[Exercise goal]
Write out the records below once more, exactly as they stand.

Saved entries
-------------------------

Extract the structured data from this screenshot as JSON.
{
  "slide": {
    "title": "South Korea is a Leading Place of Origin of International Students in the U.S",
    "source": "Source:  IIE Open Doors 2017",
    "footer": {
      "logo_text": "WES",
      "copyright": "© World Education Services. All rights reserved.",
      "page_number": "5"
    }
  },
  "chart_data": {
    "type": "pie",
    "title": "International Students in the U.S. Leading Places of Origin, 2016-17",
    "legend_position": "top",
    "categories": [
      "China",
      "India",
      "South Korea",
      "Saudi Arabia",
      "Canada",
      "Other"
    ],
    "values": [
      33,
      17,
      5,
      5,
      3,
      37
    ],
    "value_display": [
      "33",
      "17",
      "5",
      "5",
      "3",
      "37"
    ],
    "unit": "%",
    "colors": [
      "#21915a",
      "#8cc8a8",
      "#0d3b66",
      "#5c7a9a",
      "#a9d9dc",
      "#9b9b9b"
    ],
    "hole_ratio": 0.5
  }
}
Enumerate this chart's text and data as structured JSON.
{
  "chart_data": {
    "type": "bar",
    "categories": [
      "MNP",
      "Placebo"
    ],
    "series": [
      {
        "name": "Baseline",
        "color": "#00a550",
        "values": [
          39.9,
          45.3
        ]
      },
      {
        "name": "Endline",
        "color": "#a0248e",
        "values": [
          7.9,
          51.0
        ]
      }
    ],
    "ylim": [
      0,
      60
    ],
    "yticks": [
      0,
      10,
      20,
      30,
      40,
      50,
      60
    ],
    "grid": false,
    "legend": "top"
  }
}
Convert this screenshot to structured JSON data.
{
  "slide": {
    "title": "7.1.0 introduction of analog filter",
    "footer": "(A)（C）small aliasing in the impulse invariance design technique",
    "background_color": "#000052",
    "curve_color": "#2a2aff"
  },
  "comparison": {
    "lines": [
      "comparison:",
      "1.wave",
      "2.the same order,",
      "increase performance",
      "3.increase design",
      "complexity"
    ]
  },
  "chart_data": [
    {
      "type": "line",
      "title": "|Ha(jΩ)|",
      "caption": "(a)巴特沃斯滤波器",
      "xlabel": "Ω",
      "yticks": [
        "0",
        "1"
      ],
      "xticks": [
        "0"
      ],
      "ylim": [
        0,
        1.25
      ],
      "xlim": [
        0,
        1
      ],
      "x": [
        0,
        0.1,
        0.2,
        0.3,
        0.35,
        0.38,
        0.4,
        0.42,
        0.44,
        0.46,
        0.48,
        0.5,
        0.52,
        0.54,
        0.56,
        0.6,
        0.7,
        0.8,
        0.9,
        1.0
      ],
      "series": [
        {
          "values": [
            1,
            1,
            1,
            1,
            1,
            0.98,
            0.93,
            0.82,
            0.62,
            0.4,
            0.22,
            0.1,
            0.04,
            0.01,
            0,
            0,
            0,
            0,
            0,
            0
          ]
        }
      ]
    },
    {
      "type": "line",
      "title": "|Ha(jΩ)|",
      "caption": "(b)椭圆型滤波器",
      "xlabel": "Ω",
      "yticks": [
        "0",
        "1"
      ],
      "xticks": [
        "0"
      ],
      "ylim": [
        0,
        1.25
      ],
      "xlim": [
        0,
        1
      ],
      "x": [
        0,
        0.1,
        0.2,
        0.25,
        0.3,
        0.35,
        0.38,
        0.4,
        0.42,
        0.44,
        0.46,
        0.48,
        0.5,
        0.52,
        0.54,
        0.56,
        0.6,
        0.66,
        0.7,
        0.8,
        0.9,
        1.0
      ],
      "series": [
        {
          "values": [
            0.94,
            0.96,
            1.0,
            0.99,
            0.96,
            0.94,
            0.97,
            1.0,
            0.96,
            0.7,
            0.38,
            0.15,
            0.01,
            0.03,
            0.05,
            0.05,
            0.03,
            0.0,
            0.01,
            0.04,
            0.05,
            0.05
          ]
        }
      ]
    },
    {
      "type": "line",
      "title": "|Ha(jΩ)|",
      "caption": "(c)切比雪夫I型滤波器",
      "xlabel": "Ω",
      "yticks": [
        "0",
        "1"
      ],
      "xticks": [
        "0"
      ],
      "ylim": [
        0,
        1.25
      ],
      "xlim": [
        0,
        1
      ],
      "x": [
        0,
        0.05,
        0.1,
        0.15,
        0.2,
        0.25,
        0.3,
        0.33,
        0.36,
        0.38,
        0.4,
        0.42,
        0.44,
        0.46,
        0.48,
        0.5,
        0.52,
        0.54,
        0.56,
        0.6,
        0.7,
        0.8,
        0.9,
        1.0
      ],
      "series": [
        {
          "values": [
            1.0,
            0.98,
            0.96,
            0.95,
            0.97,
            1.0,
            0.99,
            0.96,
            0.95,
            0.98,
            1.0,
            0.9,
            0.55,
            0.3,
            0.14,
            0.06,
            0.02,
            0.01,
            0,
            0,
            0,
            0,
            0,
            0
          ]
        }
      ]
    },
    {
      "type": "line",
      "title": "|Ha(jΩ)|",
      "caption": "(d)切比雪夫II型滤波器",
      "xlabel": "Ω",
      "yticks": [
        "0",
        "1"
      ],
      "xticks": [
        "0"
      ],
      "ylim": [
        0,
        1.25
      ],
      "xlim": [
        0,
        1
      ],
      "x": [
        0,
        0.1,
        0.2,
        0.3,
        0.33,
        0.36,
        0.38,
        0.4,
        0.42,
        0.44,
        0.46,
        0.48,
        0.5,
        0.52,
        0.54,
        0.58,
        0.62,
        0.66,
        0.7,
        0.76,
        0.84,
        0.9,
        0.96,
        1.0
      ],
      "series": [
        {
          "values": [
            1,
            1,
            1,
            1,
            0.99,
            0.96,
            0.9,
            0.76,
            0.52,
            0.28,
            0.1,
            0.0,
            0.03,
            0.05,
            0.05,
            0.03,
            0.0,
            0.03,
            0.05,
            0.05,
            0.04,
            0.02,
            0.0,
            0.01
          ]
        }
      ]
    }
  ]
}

-------------------------

[Result below]
Extract the structured data from this screenshot as JSON.
{
  "slide": {
    "title": "South Korea is a Leading Place of Origin of International Students in the U.S",
    "source": "Source:  IIE Open Doors 2017",
    "footer": {
      "logo_text": "WES",
      "copyright": "© World Education Services. All rights reserved.",
      "page_number": "5"
    }
  },
  "chart_data": {
    "type": "pie",
    "title": "International Students in the U.S. Leading Places of Origin, 2016-17",
    "legend_position": "top",
    "categories": [
      "China",
      "India",
      "South Korea",
      "Saudi Arabia",
      "Canada",
      "Other"
    ],
    "values": [
      33,
      17,
      5,
      5,
      3,
      37
    ],
    "value_display": [
      "33",
      "17",
      "5",
      "5",
      "3",
      "37"
    ],
    "unit": "%",
    "colors": [
      "#21915a",
      "#8cc8a8",
      "#0d3b66",
      "#5c7a9a",
      "#a9d9dc",
      "#9b9b9b"
    ],
    "hole_ratio": 0.5
  }
}
Enumerate this chart's text and data as structured JSON.
{
  "chart_data": {
    "type": "bar",
    "categories": [
      "MNP",
      "Placebo"
    ],
    "series": [
      {
        "name": "Baseline",
        "color": "#00a550",
        "values": [
          39.9,
          45.3
        ]
      },
      {
        "name": "Endline",
        "color": "#a0248e",
        "values": [
          7.9,
          51.0
        ]
      }
    ],
    "ylim": [
      0,
      60
    ],
    "yticks": [
      0,
      10,
      20,
      30,
      40,
      50,
      60
    ],
    "grid": false,
    "legend": "top"
  }
}
Convert this screenshot to structured JSON data.
{
  "slide": {
    "title": "7.1.0 introduction of analog filter",
    "footer": "(A)（C）small aliasing in the impulse invariance design technique",
    "background_color": "#000052",
    "curve_color": "#2a2aff"
  },
  "comparison": {
    "lines": [
      "comparison:",
      "1.wave",
      "2.the same order,",
      "increase performance",
      "3.increase design",
      "complexity"
    ]
  },
  "chart_data": [
    {
      "type": "line",
      "title": "|Ha(jΩ)|",
      "caption": "(a)巴特沃斯滤波器",
      "xlabel": "Ω",
      "yticks": [
        "0",
        "1"
      ],
      "xticks": [
        "0"
      ],
      "ylim": [
        0,
        1.25
      ],
      "xlim": [
        0,
        1
      ],
      "x": [
        0,
        0.1,
        0.2,
        0.3,
        0.35,
        0.38,
        0.4,
        0.42,
        0.44,
        0.46,
        0.48,
        0.5,
        0.52,
        0.54,
        0.56,
        0.6,
        0.7,
        0.8,
        0.9,
        1.0
      ],
      "series": [
        {
          "values": [
            1,
            1,
            1,
            1,
            1,
            0.98,
            0.93,
            0.82,
            0.62,
            0.4,
            0.22,
            0.1,
            0.04,
            0.01,
            0,
            0,
            0,
            0,
            0,
            0
          ]
        }
      ]
    },
    {
      "type": "line",
      "title": "|Ha(jΩ)|",
      "caption": "(b)椭圆型滤波器",
      "xlabel": "Ω",
      "yticks": [
        "0",
        "1"
      ],
      "xticks": [
        "0"
      ],
      "ylim": [
        0,
        1.25
      ],
      "xlim": [
        0,
        1
      ],
      "x": [
        0,
        0.1,
        0.2,
        0.25,
        0.3,
        0.35,
        0.38,
        0.4,
        0.42,
        0.44,
        0.46,
        0.48,
        0.5,
        0.52,
        0.54,
        0.56,
        0.6,
        0.66,
        0.7,
        0.8,
        0.9,
        1.0
      ],
      "series": [
        {
          "values": [
            0.94,
            0.96,
            1.0,
            0.99,
            0.96,
            0.94,
            0.97,
            1.0,
            0.96,
            0.7,
            0.38,
            0.15,
            0.01,
            0.03,
            0.05,
            0.05,
            0.03,
            0.0,
            0.01,
            0.04,
            0.05,
            0.05
          ]
        }
      ]
    },
    {
      "type": "line",
      "title": "|Ha(jΩ)|",
      "caption": "(c)切比雪夫I型滤波器",
      "xlabel": "Ω",
      "yticks": [
        "0",
        "1"
      ],
      "xticks": [
        "0"
      ],
      "ylim": [
        0,
        1.25
      ],
      "xlim": [
        0,
        1
      ],
      "x": [
        0,
        0.05,
        0.1,
        0.15,
        0.2,
        0.25,
        0.3,
        0.33,
        0.36,
        0.38,
        0.4,
        0.42,
        0.44,
        0.46,
        0.48,
        0.5,
        0.52,
        0.54,
        0.56,
        0.6,
        0.7,
        0.8,
        0.9,
        1.0
      ],
      "series": [
        {
          "values": [
            1.0,
            0.98,
            0.96,
            0.95,
            0.97,
            1.0,
            0.99,
            0.96,
            0.95,
            0.98,
            1.0,
            0.9,
            0.55,
            0.3,
            0.14,
            0.06,
            0.02,
            0.01,
            0,
            0,
            0,
            0,
            0,
            0
          ]
        }
      ]
    },
    {
      "type": "line",
      "title": "|Ha(jΩ)|",
      "caption": "(d)切比雪夫II型滤波器",
      "xlabel": "Ω",
      "yticks": [
        "0",
        "1"
      ],
      "xticks": [
        "0"
      ],
      "ylim": [
        0,
        1.25
      ],
      "xlim": [
        0,
        1
      ],
      "x": [
        0,
        0.1,
        0.2,
        0.3,
        0.33,
        0.36,
        0.38,
        0.4,
        0.42,
        0.44,
        0.46,
        0.48,
        0.5,
        0.52,
        0.54,
        0.58,
        0.62,
        0.66,
        0.7,
        0.76,
        0.84,
        0.9,
        0.96,
        1.0
      ],
      "series": [
        {
          "values": [
            1,
            1,
            1,
            1,
            0.99,
            0.96,
            0.9,
            0.76,
            0.52,
            0.28,
            0.1,
            0.0,
            0.03,
            0.05,
            0.05,
            0.03,
            0.0,
            0.03,
            0.05,
            0.05,
            0.04,
            0.02,
            0.0,
            0.01
          ]
        }
      ]
    }
  ]
}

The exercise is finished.